═════ Records for this exercise ═════

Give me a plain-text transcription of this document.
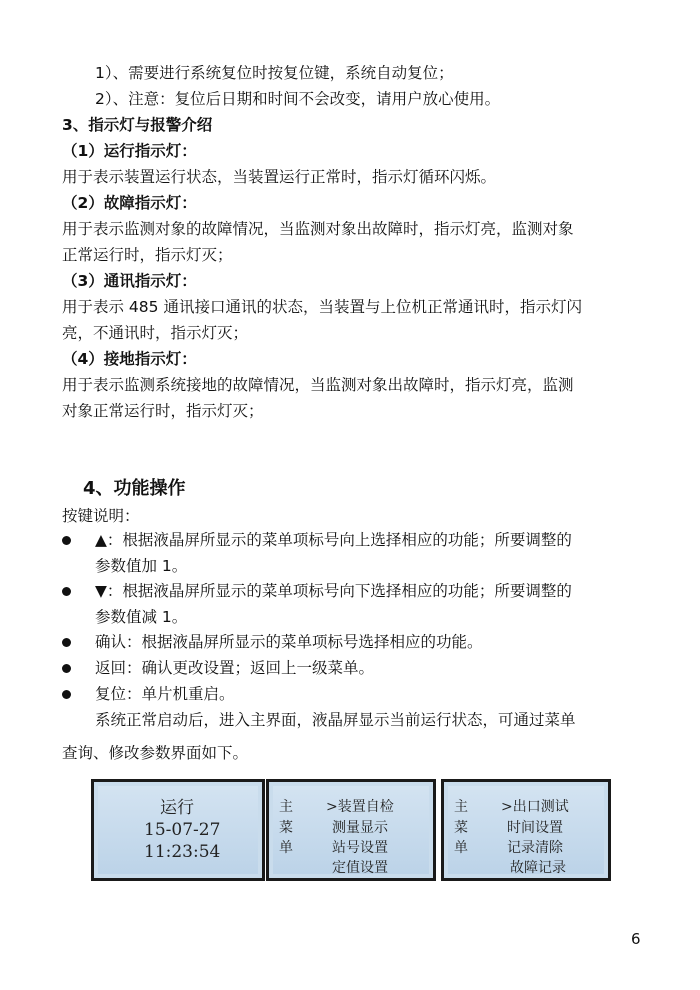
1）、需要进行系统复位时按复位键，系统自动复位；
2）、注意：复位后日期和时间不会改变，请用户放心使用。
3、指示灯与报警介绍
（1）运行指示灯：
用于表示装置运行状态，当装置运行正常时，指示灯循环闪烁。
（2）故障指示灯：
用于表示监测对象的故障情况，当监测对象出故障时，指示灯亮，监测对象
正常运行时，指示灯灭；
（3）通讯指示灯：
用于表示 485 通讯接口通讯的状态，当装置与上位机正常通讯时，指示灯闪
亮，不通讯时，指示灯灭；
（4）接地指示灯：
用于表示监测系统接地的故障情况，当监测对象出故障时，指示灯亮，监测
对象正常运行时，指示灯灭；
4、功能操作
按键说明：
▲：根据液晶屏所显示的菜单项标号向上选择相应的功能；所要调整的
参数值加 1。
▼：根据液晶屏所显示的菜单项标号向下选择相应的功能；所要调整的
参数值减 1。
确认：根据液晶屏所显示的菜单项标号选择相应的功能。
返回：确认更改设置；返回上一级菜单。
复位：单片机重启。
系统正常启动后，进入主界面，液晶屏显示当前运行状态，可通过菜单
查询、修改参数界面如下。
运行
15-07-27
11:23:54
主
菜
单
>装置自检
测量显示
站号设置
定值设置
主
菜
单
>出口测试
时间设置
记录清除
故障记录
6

═════

- **Do this**: Reproduce every line of the material precisely, omitting its pictures.

- **Exercise solution**:
Give me a plain-text transcription of this document.
1）、需要进行系统复位时按复位键，系统自动复位；
2）、注意：复位后日期和时间不会改变，请用户放心使用。
3、指示灯与报警介绍
（1）运行指示灯：
用于表示装置运行状态，当装置运行正常时，指示灯循环闪烁。
（2）故障指示灯：
用于表示监测对象的故障情况，当监测对象出故障时，指示灯亮，监测对象
正常运行时，指示灯灭；
（3）通讯指示灯：
用于表示 485 通讯接口通讯的状态，当装置与上位机正常通讯时，指示灯闪
亮，不通讯时，指示灯灭；
（4）接地指示灯：
用于表示监测系统接地的故障情况，当监测对象出故障时，指示灯亮，监测
对象正常运行时，指示灯灭；
4、功能操作
按键说明：
▲：根据液晶屏所显示的菜单项标号向上选择相应的功能；所要调整的
参数值加 1。
▼：根据液晶屏所显示的菜单项标号向下选择相应的功能；所要调整的
参数值减 1。
确认：根据液晶屏所显示的菜单项标号选择相应的功能。
返回：确认更改设置；返回上一级菜单。
复位：单片机重启。
系统正常启动后，进入主界面，液晶屏显示当前运行状态，可通过菜单
查询、修改参数界面如下。
运行
15-07-27
11:23:54
主
菜
单
>装置自检
测量显示
站号设置
定值设置
主
菜
单
>出口测试
时间设置
记录清除
故障记录
6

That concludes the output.